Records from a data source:
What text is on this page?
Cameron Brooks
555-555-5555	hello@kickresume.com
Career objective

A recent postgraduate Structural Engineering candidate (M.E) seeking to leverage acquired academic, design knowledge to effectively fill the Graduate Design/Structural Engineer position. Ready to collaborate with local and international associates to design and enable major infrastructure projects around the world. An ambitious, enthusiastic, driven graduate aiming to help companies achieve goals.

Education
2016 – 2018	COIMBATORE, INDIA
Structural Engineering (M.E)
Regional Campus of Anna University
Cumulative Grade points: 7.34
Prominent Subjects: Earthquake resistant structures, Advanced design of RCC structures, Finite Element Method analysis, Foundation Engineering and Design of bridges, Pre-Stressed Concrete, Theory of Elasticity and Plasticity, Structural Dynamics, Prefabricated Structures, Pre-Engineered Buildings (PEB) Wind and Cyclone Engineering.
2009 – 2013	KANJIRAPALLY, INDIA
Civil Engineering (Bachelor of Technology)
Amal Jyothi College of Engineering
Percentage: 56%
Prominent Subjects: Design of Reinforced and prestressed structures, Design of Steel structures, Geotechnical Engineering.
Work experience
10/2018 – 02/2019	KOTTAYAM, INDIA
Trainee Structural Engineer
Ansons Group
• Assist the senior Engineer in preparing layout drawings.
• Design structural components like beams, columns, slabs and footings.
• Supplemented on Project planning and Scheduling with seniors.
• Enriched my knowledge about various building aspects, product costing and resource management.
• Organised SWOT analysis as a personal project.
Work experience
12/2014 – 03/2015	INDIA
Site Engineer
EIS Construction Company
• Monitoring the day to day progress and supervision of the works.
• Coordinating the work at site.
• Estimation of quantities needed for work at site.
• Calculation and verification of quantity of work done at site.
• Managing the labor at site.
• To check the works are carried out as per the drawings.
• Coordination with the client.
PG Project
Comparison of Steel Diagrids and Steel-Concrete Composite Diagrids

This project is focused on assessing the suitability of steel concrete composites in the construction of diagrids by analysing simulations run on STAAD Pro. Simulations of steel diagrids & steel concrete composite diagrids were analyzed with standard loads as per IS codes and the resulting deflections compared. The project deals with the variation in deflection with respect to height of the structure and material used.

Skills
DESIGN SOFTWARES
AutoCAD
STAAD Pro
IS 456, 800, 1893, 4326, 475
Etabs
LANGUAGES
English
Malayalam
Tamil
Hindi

▶ [Instructions for the task]
Set down all of the data above, word for word.

▶ [Exercise answer]
What text is on this page?
Cameron Brooks
555-555-5555	hello@kickresume.com
Career objective

A recent postgraduate Structural Engineering candidate (M.E) seeking to leverage acquired academic, design knowledge to effectively fill the Graduate Design/Structural Engineer position. Ready to collaborate with local and international associates to design and enable major infrastructure projects around the world. An ambitious, enthusiastic, driven graduate aiming to help companies achieve goals.

Education
2016 – 2018	COIMBATORE, INDIA
Structural Engineering (M.E)
Regional Campus of Anna University
Cumulative Grade points: 7.34
Prominent Subjects: Earthquake resistant structures, Advanced design of RCC structures, Finite Element Method analysis, Foundation Engineering and Design of bridges, Pre-Stressed Concrete, Theory of Elasticity and Plasticity, Structural Dynamics, Prefabricated Structures, Pre-Engineered Buildings (PEB) Wind and Cyclone Engineering.
2009 – 2013	KANJIRAPALLY, INDIA
Civil Engineering (Bachelor of Technology)
Amal Jyothi College of Engineering
Percentage: 56%
Prominent Subjects: Design of Reinforced and prestressed structures, Design of Steel structures, Geotechnical Engineering.
Work experience
10/2018 – 02/2019	KOTTAYAM, INDIA
Trainee Structural Engineer
Ansons Group
• Assist the senior Engineer in preparing layout drawings.
• Design structural components like beams, columns, slabs and footings.
• Supplemented on Project planning and Scheduling with seniors.
• Enriched my knowledge about various building aspects, product costing and resource management.
• Organised SWOT analysis as a personal project.
Work experience
12/2014 – 03/2015	INDIA
Site Engineer
EIS Construction Company
• Monitoring the day to day progress and supervision of the works.
• Coordinating the work at site.
• Estimation of quantities needed for work at site.
• Calculation and verification of quantity of work done at site.
• Managing the labor at site.
• To check the works are carried out as per the drawings.
• Coordination with the client.
PG Project
Comparison of Steel Diagrids and Steel-Concrete Composite Diagrids

This project is focused on assessing the suitability of steel concrete composites in the construction of diagrids by analysing simulations run on STAAD Pro. Simulations of steel diagrids & steel concrete composite diagrids were analyzed with standard loads as per IS codes and the resulting deflections compared. The project deals with the variation in deflection with respect to height of the structure and material used.

Skills
DESIGN SOFTWARES
AutoCAD
STAAD Pro
IS 456, 800, 1893, 4326, 475
Etabs
LANGUAGES
English
Malayalam
Tamil
Hindi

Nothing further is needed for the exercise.